Stored records
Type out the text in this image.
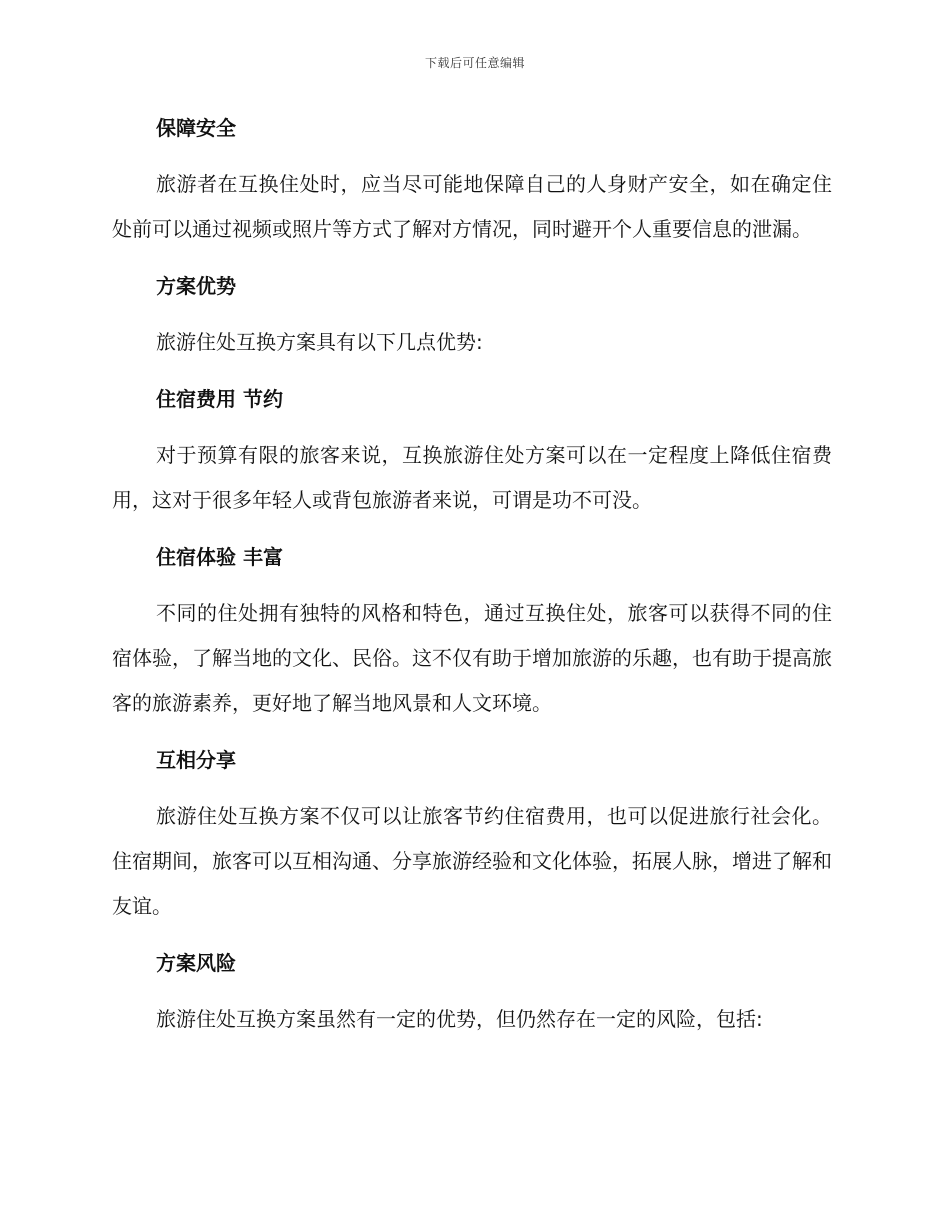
下载后可任意编辑
保障安全
旅游者在互换住处时，应当尽可能地保障自己的人身财产安全，如在确定住处前可以通过视频或照片等方式了解对方情况，同时避开个人重要信息的泄漏。
方案优势
旅游住处互换方案具有以下几点优势:
住宿费用 节约
对于预算有限的旅客来说，互换旅游住处方案可以在一定程度上降低住宿费用，这对于很多年轻人或背包旅游者来说，可谓是功不可没。
住宿体验 丰富
不同的住处拥有独特的风格和特色，通过互换住处，旅客可以获得不同的住宿体验，了解当地的文化、民俗。这不仅有助于增加旅游的乐趣，也有助于提高旅客的旅游素养，更好地了解当地风景和人文环境。
互相分享
旅游住处互换方案不仅可以让旅客节约住宿费用，也可以促进旅行社会化。住宿期间，旅客可以互相沟通、分享旅游经验和文化体验，拓展人脉，增进了解和友谊。
方案风险
旅游住处互换方案虽然有一定的优势，但仍然存在一定的风险，包括:
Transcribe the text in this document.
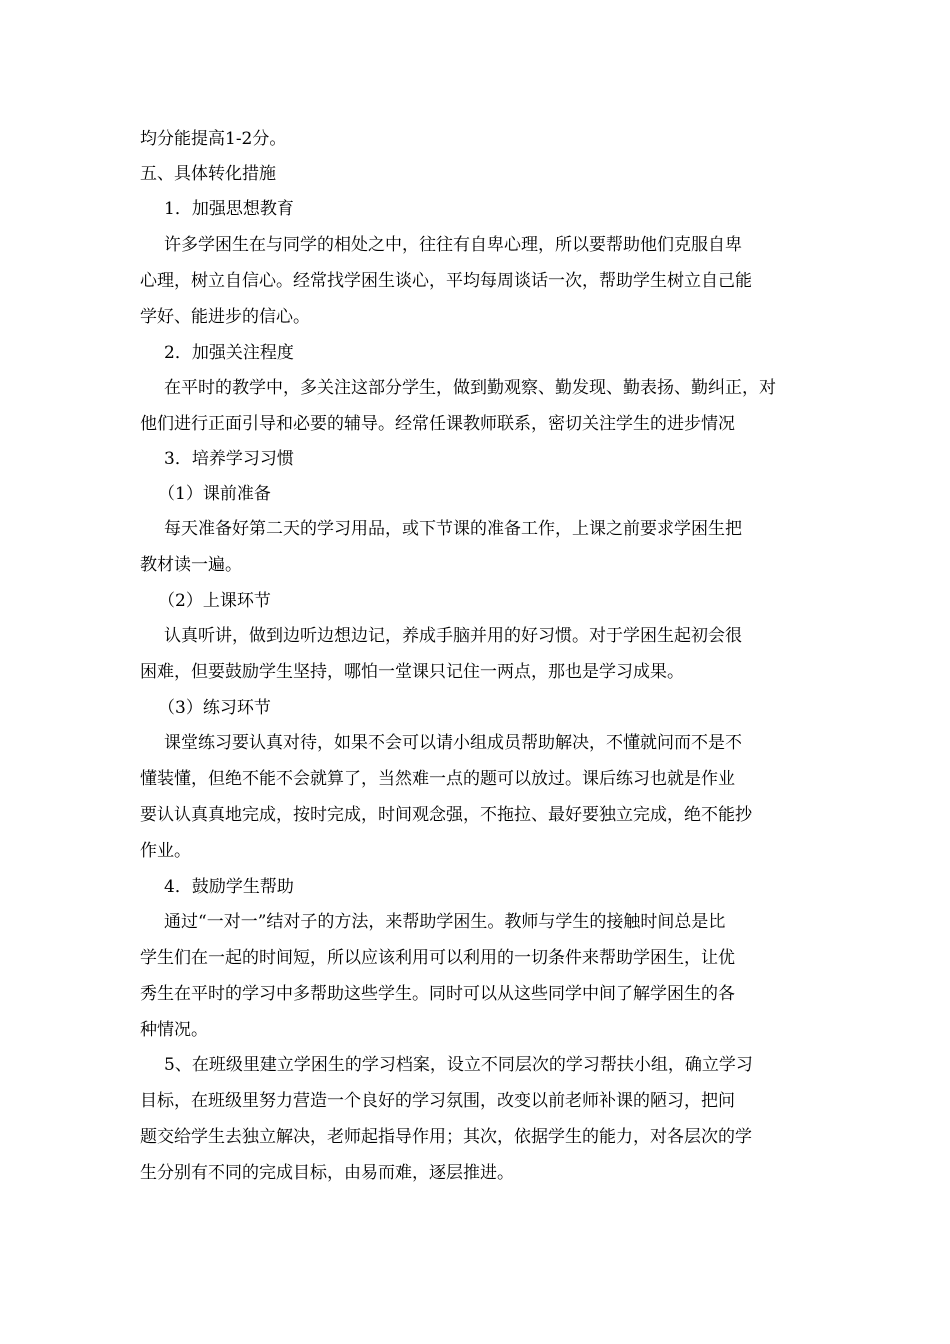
均分能提高1-2分。
五、具体转化措施
1．加强思想教育
许多学困生在与同学的相处之中，往往有自卑心理，所以要帮助他们克服自卑
心理，树立自信心。经常找学困生谈心，平均每周谈话一次，帮助学生树立自己能
学好、能进步的信心。
2．加强关注程度
在平时的教学中，多关注这部分学生，做到勤观察、勤发现、勤表扬、勤纠正，对
他们进行正面引导和必要的辅导。经常任课教师联系，密切关注学生的进步情况
3．培养学习习惯
（1）课前准备
每天准备好第二天的学习用品，或下节课的准备工作，上课之前要求学困生把
教材读一遍。
（2）上课环节
认真听讲，做到边听边想边记，养成手脑并用的好习惯。对于学困生起初会很
困难，但要鼓励学生坚持，哪怕一堂课只记住一两点，那也是学习成果。
（3）练习环节
课堂练习要认真对待，如果不会可以请小组成员帮助解决，不懂就问而不是不
懂装懂，但绝不能不会就算了，当然难一点的题可以放过。课后练习也就是作业
要认认真真地完成，按时完成，时间观念强，不拖拉、最好要独立完成，绝不能抄
作业。
4．鼓励学生帮助
通过“一对一”结对子的方法，来帮助学困生。教师与学生的接触时间总是比
学生们在一起的时间短，所以应该利用可以利用的一切条件来帮助学困生，让优
秀生在平时的学习中多帮助这些学生。同时可以从这些同学中间了解学困生的各
种情况。
5、在班级里建立学困生的学习档案，设立不同层次的学习帮扶小组，确立学习
目标，在班级里努力营造一个良好的学习氛围，改变以前老师补课的陋习，把问
题交给学生去独立解决，老师起指导作用；其次，依据学生的能力，对各层次的学
生分别有不同的完成目标，由易而难，逐层推进。
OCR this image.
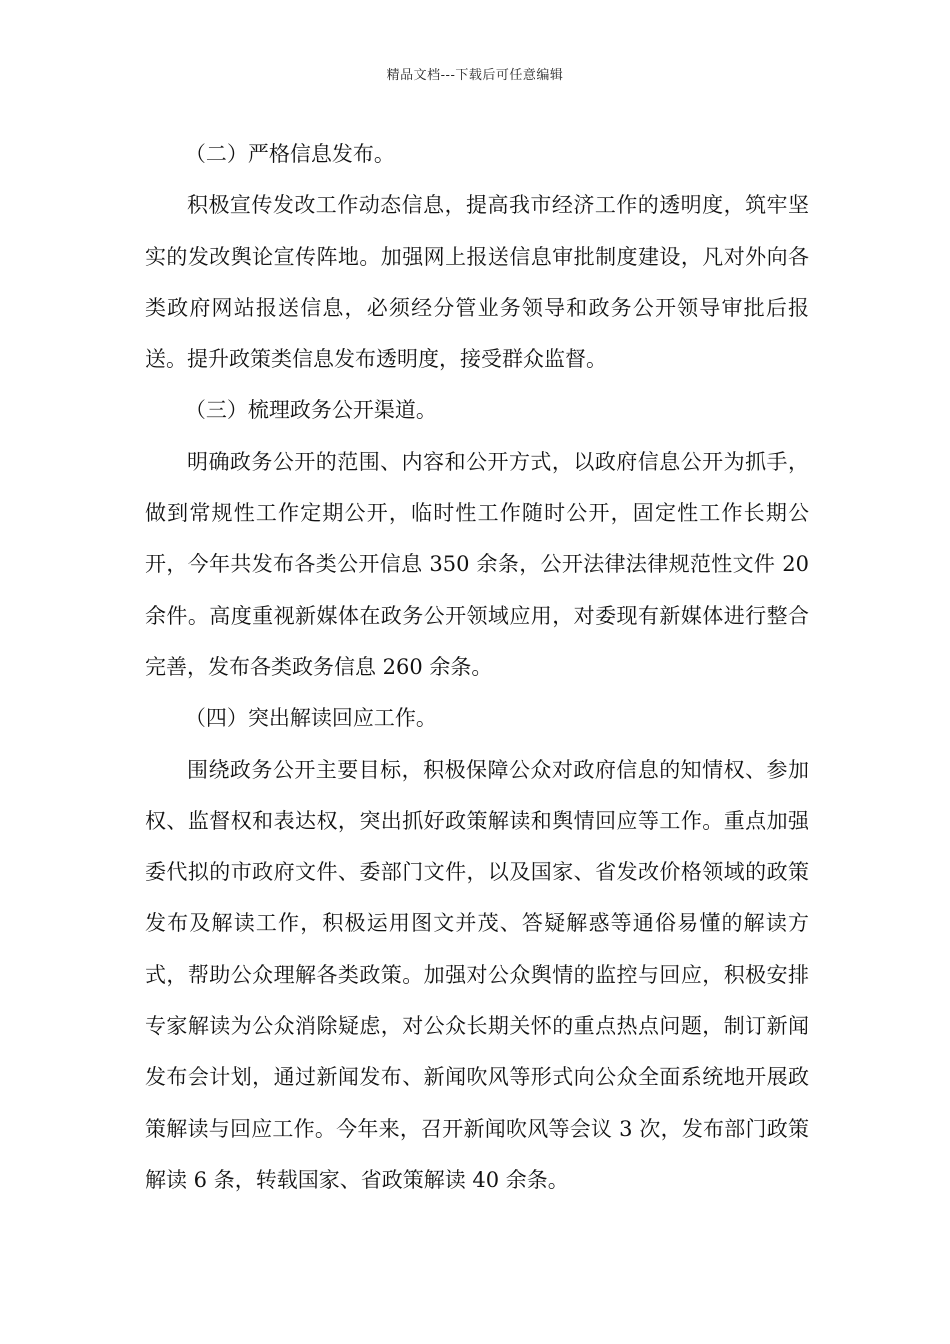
精品文档---下载后可任意编辑

（二）严格信息发布。

积极宣传发改工作动态信息，提高我市经济工作的透明度，筑牢坚实的发改舆论宣传阵地。加强网上报送信息审批制度建设，凡对外向各类政府网站报送信息，必须经分管业务领导和政务公开领导审批后报送。提升政策类信息发布透明度，接受群众监督。

（三）梳理政务公开渠道。

明确政务公开的范围、内容和公开方式，以政府信息公开为抓手，做到常规性工作定期公开，临时性工作随时公开，固定性工作长期公开，今年共发布各类公开信息 350 余条，公开法律法律规范性文件 20 余件。高度重视新媒体在政务公开领域应用，对委现有新媒体进行整合完善，发布各类政务信息 260 余条。

（四）突出解读回应工作。

围绕政务公开主要目标，积极保障公众对政府信息的知情权、参加权、监督权和表达权，突出抓好政策解读和舆情回应等工作。重点加强委代拟的市政府文件、委部门文件，以及国家、省发改价格领域的政策发布及解读工作，积极运用图文并茂、答疑解惑等通俗易懂的解读方式，帮助公众理解各类政策。加强对公众舆情的监控与回应，积极安排专家解读为公众消除疑虑，对公众长期关怀的重点热点问题，制订新闻发布会计划，通过新闻发布、新闻吹风等形式向公众全面系统地开展政策解读与回应工作。今年来，召开新闻吹风等会议 3 次，发布部门政策解读 6 条，转载国家、省政策解读 40 余条。
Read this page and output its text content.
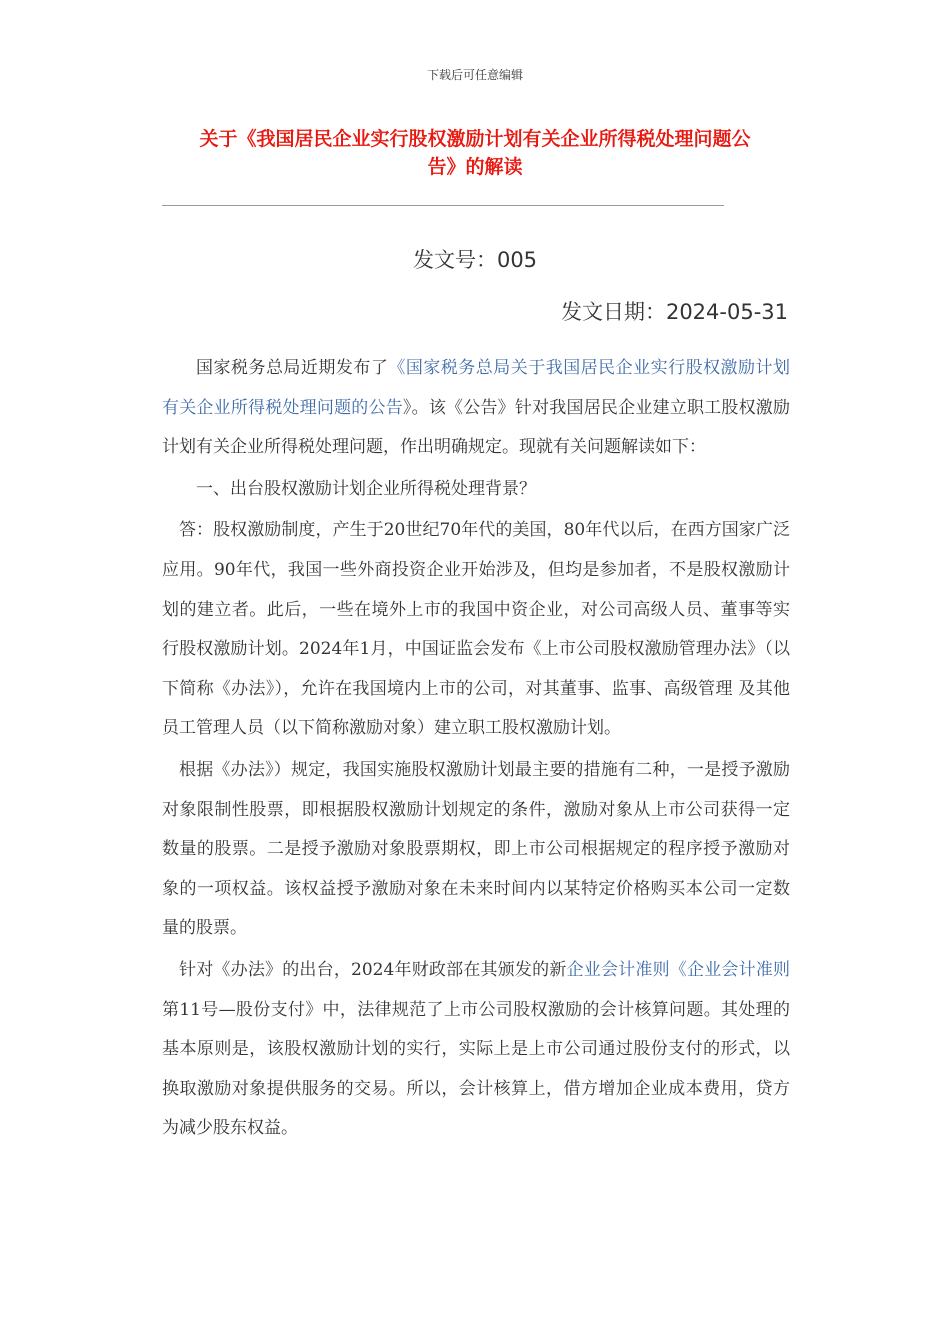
下载后可任意编辑
关于《我国居民企业实行股权激励计划有关企业所得税处理问题公
告》的解读
发文号：005
发文日期：2024-05-31

国家税务总局近期发布了《国家税务总局关于我国居民企业实行股权激励计划有关企业所得税处理问题的公告》。该《公告》针对我国居民企业建立职工股权激励计划有关企业所得税处理问题，作出明确规定。现就有关问题解读如下：

一、出台股权激励计划企业所得税处理背景？

答：股权激励制度，产生于20世纪70年代的美国，80年代以后，在西方国家广泛应用。90年代，我国一些外商投资企业开始涉及，但均是参加者，不是股权激励计划的建立者。此后，一些在境外上市的我国中资企业，对公司高级人员、董事等实行股权激励计划。2024年1月，中国证监会发布《上市公司股权激励管理办法》（以下简称《办法》），允许在我国境内上市的公司，对其董事、监事、高级管理 及其他员工管理人员（以下简称激励对象）建立职工股权激励计划。

根据《办法》）规定，我国实施股权激励计划最主要的措施有二种，一是授予激励对象限制性股票，即根据股权激励计划规定的条件，激励对象从上市公司获得一定数量的股票。二是授予激励对象股票期权，即上市公司根据规定的程序授予激励对象的一项权益。该权益授予激励对象在未来时间内以某特定价格购买本公司一定数量的股票。

针对《办法》的出台，2024年财政部在其颁发的新企业会计准则《企业会计准则第11号—股份支付》中，法律规范了上市公司股权激励的会计核算问题。其处理的基本原则是，该股权激励计划的实行，实际上是上市公司通过股份支付的形式，以换取激励对象提供服务的交易。所以，会计核算上，借方增加企业成本费用，贷方为减少股东权益。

**Stated exercise**. Reproduce the entries above without change, omitting all pictures.

**Result**.
Type out the text in this image.
下载后可任意编辑
保障安全
旅游者在互换住处时，应当尽可能地保障自己的人身财产安全，如在确定住处前可以通过视频或照片等方式了解对方情况，同时避开个人重要信息的泄漏。
方案优势
旅游住处互换方案具有以下几点优势:
住宿费用 节约
对于预算有限的旅客来说，互换旅游住处方案可以在一定程度上降低住宿费用，这对于很多年轻人或背包旅游者来说，可谓是功不可没。
住宿体验 丰富
不同的住处拥有独特的风格和特色，通过互换住处，旅客可以获得不同的住宿体验，了解当地的文化、民俗。这不仅有助于增加旅游的乐趣，也有助于提高旅客的旅游素养，更好地了解当地风景和人文环境。
互相分享
旅游住处互换方案不仅可以让旅客节约住宿费用，也可以促进旅行社会化。住宿期间，旅客可以互相沟通、分享旅游经验和文化体验，拓展人脉，增进了解和友谊。
方案风险
旅游住处互换方案虽然有一定的优势，但仍然存在一定的风险，包括:
Transcribe the text in this document.
均分能提高1-2分。
五、具体转化措施
1．加强思想教育
许多学困生在与同学的相处之中，往往有自卑心理，所以要帮助他们克服自卑
心理，树立自信心。经常找学困生谈心，平均每周谈话一次，帮助学生树立自己能
学好、能进步的信心。
2．加强关注程度
在平时的教学中，多关注这部分学生，做到勤观察、勤发现、勤表扬、勤纠正，对
他们进行正面引导和必要的辅导。经常任课教师联系，密切关注学生的进步情况
3．培养学习习惯
（1）课前准备
每天准备好第二天的学习用品，或下节课的准备工作，上课之前要求学困生把
教材读一遍。
（2）上课环节
认真听讲，做到边听边想边记，养成手脑并用的好习惯。对于学困生起初会很
困难，但要鼓励学生坚持，哪怕一堂课只记住一两点，那也是学习成果。
（3）练习环节
课堂练习要认真对待，如果不会可以请小组成员帮助解决，不懂就问而不是不
懂装懂，但绝不能不会就算了，当然难一点的题可以放过。课后练习也就是作业
要认认真真地完成，按时完成，时间观念强，不拖拉、最好要独立完成，绝不能抄
作业。
4．鼓励学生帮助
通过“一对一”结对子的方法，来帮助学困生。教师与学生的接触时间总是比
学生们在一起的时间短，所以应该利用可以利用的一切条件来帮助学困生，让优
秀生在平时的学习中多帮助这些学生。同时可以从这些同学中间了解学困生的各
种情况。
5、在班级里建立学困生的学习档案，设立不同层次的学习帮扶小组，确立学习
目标，在班级里努力营造一个良好的学习氛围，改变以前老师补课的陋习，把问
题交给学生去独立解决，老师起指导作用；其次，依据学生的能力，对各层次的学
生分别有不同的完成目标，由易而难，逐层推进。
OCR this image.
精品文档---下载后可任意编辑

（二）严格信息发布。

积极宣传发改工作动态信息，提高我市经济工作的透明度，筑牢坚实的发改舆论宣传阵地。加强网上报送信息审批制度建设，凡对外向各类政府网站报送信息，必须经分管业务领导和政务公开领导审批后报送。提升政策类信息发布透明度，接受群众监督。

（三）梳理政务公开渠道。

明确政务公开的范围、内容和公开方式，以政府信息公开为抓手，做到常规性工作定期公开，临时性工作随时公开，固定性工作长期公开，今年共发布各类公开信息 350 余条，公开法律法律规范性文件 20 余件。高度重视新媒体在政务公开领域应用，对委现有新媒体进行整合完善，发布各类政务信息 260 余条。

（四）突出解读回应工作。

围绕政务公开主要目标，积极保障公众对政府信息的知情权、参加权、监督权和表达权，突出抓好政策解读和舆情回应等工作。重点加强委代拟的市政府文件、委部门文件，以及国家、省发改价格领域的政策发布及解读工作，积极运用图文并茂、答疑解惑等通俗易懂的解读方式，帮助公众理解各类政策。加强对公众舆情的监控与回应，积极安排专家解读为公众消除疑虑，对公众长期关怀的重点热点问题，制订新闻发布会计划，通过新闻发布、新闻吹风等形式向公众全面系统地开展政策解读与回应工作。今年来，召开新闻吹风等会议 3 次，发布部门政策解读 6 条，转载国家、省政策解读 40 余条。
Read this page and output its text content.
下载后可任意编辑
关于《我国居民企业实行股权激励计划有关企业所得税处理问题公
告》的解读
发文号：005
发文日期：2024-05-31

国家税务总局近期发布了《国家税务总局关于我国居民企业实行股权激励计划有关企业所得税处理问题的公告》。该《公告》针对我国居民企业建立职工股权激励计划有关企业所得税处理问题，作出明确规定。现就有关问题解读如下：

一、出台股权激励计划企业所得税处理背景？

答：股权激励制度，产生于20世纪70年代的美国，80年代以后，在西方国家广泛应用。90年代，我国一些外商投资企业开始涉及，但均是参加者，不是股权激励计划的建立者。此后，一些在境外上市的我国中资企业，对公司高级人员、董事等实行股权激励计划。2024年1月，中国证监会发布《上市公司股权激励管理办法》（以下简称《办法》），允许在我国境内上市的公司，对其董事、监事、高级管理 及其他员工管理人员（以下简称激励对象）建立职工股权激励计划。

根据《办法》）规定，我国实施股权激励计划最主要的措施有二种，一是授予激励对象限制性股票，即根据股权激励计划规定的条件，激励对象从上市公司获得一定数量的股票。二是授予激励对象股票期权，即上市公司根据规定的程序授予激励对象的一项权益。该权益授予激励对象在未来时间内以某特定价格购买本公司一定数量的股票。

针对《办法》的出台，2024年财政部在其颁发的新企业会计准则《企业会计准则第11号—股份支付》中，法律规范了上市公司股权激励的会计核算问题。其处理的基本原则是，该股权激励计划的实行，实际上是上市公司通过股份支付的形式，以换取激励对象提供服务的交易。所以，会计核算上，借方增加企业成本费用，贷方为减少股东权益。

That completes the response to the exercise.